• REQUIRED WORK:
Take each line that has the word "will" and return it.

--- start RAW DATA ---

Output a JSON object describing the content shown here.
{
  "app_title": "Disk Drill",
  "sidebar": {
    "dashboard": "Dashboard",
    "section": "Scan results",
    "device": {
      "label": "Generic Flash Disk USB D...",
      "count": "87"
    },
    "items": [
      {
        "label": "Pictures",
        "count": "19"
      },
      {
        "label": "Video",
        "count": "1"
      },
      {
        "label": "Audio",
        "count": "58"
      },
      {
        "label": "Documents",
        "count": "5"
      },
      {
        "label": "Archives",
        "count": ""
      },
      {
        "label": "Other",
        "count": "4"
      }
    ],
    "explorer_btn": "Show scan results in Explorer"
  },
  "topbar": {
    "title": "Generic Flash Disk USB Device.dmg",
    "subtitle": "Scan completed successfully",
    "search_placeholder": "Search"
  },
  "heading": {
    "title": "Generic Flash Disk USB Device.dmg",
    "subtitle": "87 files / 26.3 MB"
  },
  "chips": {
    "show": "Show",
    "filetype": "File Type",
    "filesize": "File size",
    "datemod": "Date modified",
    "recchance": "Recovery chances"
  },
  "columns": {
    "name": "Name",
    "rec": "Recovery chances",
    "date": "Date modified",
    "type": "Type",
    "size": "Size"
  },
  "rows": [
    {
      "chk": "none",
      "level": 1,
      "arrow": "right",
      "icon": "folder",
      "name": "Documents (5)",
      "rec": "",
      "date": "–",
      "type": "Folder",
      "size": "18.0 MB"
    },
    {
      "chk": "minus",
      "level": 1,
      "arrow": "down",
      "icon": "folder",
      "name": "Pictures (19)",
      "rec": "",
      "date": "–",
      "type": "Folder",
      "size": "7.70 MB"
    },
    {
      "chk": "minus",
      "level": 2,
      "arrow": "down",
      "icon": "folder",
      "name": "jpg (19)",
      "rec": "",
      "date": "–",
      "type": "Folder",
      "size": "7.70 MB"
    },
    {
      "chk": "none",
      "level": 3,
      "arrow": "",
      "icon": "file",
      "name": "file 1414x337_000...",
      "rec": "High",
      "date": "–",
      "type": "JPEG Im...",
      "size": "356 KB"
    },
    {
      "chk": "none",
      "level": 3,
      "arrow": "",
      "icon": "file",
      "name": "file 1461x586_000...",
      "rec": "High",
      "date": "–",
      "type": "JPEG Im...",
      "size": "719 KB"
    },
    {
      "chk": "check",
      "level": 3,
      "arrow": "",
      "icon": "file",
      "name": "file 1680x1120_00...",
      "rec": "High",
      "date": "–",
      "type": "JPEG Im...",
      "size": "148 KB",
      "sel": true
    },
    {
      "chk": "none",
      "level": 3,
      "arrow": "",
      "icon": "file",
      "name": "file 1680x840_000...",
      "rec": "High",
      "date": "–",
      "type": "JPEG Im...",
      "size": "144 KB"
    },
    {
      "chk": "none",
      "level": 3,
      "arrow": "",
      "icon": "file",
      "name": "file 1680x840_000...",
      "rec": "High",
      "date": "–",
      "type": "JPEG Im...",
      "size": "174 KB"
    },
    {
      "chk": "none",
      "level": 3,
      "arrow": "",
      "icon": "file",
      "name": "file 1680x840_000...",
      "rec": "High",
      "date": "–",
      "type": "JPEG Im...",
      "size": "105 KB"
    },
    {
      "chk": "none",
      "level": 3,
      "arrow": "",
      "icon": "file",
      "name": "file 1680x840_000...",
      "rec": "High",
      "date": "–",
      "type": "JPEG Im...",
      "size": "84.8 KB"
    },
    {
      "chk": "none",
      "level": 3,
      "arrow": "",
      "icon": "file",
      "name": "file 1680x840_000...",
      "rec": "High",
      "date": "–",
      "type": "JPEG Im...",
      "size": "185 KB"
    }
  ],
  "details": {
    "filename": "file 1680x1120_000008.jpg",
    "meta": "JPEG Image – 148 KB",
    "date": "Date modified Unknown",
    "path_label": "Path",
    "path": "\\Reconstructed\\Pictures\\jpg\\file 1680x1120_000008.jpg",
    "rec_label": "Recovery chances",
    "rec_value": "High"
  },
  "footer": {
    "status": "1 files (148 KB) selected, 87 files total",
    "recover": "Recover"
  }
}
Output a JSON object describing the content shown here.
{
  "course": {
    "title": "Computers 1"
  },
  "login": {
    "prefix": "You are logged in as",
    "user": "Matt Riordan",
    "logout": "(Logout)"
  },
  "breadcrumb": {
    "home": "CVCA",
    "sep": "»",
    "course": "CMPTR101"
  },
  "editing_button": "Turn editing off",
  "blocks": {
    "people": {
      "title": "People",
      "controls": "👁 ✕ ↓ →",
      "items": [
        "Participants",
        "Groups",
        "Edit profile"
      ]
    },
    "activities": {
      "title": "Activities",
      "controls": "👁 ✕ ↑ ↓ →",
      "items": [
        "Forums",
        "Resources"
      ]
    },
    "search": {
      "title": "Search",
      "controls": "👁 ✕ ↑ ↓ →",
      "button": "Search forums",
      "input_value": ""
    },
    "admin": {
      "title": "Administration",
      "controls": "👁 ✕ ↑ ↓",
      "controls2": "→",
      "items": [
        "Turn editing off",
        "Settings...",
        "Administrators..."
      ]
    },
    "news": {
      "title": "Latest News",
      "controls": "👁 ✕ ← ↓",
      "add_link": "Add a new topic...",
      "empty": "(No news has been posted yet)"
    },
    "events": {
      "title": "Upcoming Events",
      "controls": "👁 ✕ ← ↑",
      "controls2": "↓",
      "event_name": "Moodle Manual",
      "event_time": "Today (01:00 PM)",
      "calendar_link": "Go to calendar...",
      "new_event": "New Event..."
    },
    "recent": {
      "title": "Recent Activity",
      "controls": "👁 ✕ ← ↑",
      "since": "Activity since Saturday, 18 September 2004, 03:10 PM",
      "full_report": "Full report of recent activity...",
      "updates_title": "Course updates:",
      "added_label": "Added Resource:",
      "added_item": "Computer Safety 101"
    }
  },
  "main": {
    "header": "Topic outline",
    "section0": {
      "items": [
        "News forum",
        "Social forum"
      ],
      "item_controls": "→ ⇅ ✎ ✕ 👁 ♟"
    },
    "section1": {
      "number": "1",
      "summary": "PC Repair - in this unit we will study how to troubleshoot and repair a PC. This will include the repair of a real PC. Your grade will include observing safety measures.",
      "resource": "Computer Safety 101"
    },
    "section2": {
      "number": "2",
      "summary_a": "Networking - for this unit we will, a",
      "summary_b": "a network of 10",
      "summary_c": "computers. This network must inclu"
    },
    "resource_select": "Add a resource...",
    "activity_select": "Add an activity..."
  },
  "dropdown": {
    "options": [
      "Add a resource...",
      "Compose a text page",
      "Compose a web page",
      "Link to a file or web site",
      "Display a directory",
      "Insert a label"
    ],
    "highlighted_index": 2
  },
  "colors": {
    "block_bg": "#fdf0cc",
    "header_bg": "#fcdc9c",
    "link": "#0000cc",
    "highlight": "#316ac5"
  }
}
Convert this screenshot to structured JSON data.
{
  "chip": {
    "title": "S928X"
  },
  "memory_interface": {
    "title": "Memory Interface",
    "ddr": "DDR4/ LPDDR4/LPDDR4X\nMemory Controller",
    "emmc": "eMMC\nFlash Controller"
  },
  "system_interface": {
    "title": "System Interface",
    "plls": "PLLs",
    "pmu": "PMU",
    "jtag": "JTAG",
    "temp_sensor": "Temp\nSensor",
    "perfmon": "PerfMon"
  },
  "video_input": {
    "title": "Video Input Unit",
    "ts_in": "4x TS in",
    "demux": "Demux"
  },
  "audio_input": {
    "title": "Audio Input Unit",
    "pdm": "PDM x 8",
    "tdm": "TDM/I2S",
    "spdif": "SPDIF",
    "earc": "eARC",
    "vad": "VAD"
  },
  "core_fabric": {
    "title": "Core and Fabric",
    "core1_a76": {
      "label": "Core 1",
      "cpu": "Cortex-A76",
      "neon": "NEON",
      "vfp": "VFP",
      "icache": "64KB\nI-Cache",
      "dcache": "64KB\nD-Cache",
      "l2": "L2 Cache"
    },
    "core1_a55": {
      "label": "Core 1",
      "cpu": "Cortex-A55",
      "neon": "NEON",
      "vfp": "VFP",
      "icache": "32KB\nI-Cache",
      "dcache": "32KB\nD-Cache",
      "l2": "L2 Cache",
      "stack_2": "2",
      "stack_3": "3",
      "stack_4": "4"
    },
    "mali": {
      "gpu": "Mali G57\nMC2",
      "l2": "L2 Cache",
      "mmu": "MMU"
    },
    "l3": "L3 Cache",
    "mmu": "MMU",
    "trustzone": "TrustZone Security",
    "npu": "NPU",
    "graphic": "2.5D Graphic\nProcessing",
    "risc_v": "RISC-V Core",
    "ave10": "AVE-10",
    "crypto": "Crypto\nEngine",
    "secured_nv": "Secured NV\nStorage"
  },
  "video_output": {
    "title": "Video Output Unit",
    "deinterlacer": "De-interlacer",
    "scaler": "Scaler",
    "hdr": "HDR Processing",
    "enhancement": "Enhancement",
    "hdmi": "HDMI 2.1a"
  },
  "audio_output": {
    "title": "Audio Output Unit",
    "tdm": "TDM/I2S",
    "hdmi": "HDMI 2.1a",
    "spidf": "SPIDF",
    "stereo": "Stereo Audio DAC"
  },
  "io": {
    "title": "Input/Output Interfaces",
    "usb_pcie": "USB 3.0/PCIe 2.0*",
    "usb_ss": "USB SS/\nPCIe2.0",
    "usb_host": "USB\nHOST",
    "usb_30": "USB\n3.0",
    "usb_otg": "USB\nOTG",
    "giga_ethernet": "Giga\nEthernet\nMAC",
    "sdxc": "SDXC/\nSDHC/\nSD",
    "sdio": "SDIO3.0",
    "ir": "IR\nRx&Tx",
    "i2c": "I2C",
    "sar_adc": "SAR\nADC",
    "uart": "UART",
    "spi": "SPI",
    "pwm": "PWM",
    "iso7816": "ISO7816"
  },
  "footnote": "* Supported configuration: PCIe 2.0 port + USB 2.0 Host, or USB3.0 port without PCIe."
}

--- end RAW DATA ---

• TASK RESPONSE:
      "summary": "PC Repair - in this unit we will study how to troubleshoot and repair a PC. This will include the repair of a real PC. Your grade will include observing safety measures.",
      "summary_a": "Networking - for this unit we will, a",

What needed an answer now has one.